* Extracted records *
——————

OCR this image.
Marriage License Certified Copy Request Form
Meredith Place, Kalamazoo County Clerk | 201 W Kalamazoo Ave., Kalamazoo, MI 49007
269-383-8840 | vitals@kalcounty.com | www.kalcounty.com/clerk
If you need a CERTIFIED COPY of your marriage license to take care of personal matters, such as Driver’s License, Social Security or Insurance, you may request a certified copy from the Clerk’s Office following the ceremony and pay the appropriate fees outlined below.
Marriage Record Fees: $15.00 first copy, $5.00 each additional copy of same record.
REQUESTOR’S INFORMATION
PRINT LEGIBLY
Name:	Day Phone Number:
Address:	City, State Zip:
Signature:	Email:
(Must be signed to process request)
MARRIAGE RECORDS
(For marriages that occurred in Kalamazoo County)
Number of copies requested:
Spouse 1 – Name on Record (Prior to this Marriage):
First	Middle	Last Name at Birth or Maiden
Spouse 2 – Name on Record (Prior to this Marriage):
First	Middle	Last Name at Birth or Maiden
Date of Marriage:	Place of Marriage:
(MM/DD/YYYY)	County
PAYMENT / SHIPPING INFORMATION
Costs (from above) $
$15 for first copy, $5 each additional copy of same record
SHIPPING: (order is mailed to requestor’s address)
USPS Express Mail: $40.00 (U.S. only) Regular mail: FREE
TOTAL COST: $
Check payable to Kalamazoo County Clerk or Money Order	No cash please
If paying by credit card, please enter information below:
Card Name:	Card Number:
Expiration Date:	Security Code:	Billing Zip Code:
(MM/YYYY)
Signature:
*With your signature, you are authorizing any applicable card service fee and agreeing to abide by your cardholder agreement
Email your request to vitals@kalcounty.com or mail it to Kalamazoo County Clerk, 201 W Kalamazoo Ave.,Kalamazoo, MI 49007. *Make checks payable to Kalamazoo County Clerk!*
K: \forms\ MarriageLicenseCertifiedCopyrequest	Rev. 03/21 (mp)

——————

* EXERCISE TASK *
Where a line holds "payable", copy that line.

* EXERCISE RESULT *
Check payable to Kalamazoo County Clerk or Money Order	No cash please
Email your request to vitals@kalcounty.com or mail it to Kalamazoo County Clerk, 201 W Kalamazoo Ave.,Kalamazoo, MI 49007. *Make checks payable to Kalamazoo County Clerk!*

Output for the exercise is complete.